--- Start Material supplied ---

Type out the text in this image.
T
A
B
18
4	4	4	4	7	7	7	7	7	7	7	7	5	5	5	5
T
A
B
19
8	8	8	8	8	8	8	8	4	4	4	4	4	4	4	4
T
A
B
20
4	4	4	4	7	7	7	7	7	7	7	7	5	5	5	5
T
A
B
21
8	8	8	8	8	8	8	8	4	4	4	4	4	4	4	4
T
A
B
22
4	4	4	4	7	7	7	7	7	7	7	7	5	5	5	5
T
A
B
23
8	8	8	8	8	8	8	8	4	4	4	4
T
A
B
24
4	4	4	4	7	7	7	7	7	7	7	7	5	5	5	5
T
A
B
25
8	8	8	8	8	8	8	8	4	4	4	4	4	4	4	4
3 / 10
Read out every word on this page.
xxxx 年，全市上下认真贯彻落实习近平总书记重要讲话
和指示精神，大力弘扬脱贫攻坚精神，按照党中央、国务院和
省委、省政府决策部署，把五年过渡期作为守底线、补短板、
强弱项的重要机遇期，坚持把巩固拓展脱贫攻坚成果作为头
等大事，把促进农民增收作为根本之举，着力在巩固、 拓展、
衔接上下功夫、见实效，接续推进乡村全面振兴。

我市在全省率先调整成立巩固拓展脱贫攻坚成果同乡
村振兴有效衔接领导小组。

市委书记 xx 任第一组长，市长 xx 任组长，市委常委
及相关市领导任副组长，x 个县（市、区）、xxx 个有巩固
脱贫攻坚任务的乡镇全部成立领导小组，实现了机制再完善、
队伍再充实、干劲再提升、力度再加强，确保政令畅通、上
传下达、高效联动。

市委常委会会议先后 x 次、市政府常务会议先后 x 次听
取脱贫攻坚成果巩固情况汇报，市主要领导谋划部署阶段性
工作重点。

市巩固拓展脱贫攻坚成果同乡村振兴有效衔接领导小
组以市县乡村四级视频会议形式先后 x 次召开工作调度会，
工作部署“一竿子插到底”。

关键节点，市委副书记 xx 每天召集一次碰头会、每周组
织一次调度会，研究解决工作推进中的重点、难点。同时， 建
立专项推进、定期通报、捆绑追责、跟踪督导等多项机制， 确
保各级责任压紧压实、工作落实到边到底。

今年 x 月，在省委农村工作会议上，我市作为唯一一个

--- End Material supplied ---

Repeat exactly the lines above, starting with the line that contains "Read out every word on this page." and ending with the last line, both included, and nothing else.

Read out every word on this page.
xxxx 年，全市上下认真贯彻落实习近平总书记重要讲话
和指示精神，大力弘扬脱贫攻坚精神，按照党中央、国务院和
省委、省政府决策部署，把五年过渡期作为守底线、补短板、
强弱项的重要机遇期，坚持把巩固拓展脱贫攻坚成果作为头
等大事，把促进农民增收作为根本之举，着力在巩固、 拓展、
衔接上下功夫、见实效，接续推进乡村全面振兴。

我市在全省率先调整成立巩固拓展脱贫攻坚成果同乡
村振兴有效衔接领导小组。

市委书记 xx 任第一组长，市长 xx 任组长，市委常委
及相关市领导任副组长，x 个县（市、区）、xxx 个有巩固
脱贫攻坚任务的乡镇全部成立领导小组，实现了机制再完善、
队伍再充实、干劲再提升、力度再加强，确保政令畅通、上
传下达、高效联动。

市委常委会会议先后 x 次、市政府常务会议先后 x 次听
取脱贫攻坚成果巩固情况汇报，市主要领导谋划部署阶段性
工作重点。

市巩固拓展脱贫攻坚成果同乡村振兴有效衔接领导小
组以市县乡村四级视频会议形式先后 x 次召开工作调度会，
工作部署“一竿子插到底”。

关键节点，市委副书记 xx 每天召集一次碰头会、每周组
织一次调度会，研究解决工作推进中的重点、难点。同时， 建
立专项推进、定期通报、捆绑追责、跟踪督导等多项机制， 确
保各级责任压紧压实、工作落实到边到底。

今年 x 月，在省委农村工作会议上，我市作为唯一一个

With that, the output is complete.